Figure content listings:
# # # # # # #

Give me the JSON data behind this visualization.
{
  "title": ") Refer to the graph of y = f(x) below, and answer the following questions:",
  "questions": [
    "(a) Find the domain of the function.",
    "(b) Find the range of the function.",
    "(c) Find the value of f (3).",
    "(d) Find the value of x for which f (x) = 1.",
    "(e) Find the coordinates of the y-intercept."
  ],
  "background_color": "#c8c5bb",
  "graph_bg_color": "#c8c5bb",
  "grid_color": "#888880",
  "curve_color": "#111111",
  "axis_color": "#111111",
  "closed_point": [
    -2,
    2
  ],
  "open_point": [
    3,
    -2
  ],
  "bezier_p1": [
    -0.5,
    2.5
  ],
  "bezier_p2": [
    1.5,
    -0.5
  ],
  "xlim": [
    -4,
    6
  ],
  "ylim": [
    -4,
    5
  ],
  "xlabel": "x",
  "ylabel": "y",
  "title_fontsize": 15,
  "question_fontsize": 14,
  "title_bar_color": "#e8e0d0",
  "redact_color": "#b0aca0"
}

# # # # # # #

> _What is required_
Quote the listing in full, please, keeping every line exact.

> _Written response_
Give me the JSON data behind this visualization.
{
  "title": ") Refer to the graph of y = f(x) below, and answer the following questions:",
  "questions": [
    "(a) Find the domain of the function.",
    "(b) Find the range of the function.",
    "(c) Find the value of f (3).",
    "(d) Find the value of x for which f (x) = 1.",
    "(e) Find the coordinates of the y-intercept."
  ],
  "background_color": "#c8c5bb",
  "graph_bg_color": "#c8c5bb",
  "grid_color": "#888880",
  "curve_color": "#111111",
  "axis_color": "#111111",
  "closed_point": [
    -2,
    2
  ],
  "open_point": [
    3,
    -2
  ],
  "bezier_p1": [
    -0.5,
    2.5
  ],
  "bezier_p2": [
    1.5,
    -0.5
  ],
  "xlim": [
    -4,
    6
  ],
  "ylim": [
    -4,
    5
  ],
  "xlabel": "x",
  "ylabel": "y",
  "title_fontsize": 15,
  "question_fontsize": 14,
  "title_bar_color": "#e8e0d0",
  "redact_color": "#b0aca0"
}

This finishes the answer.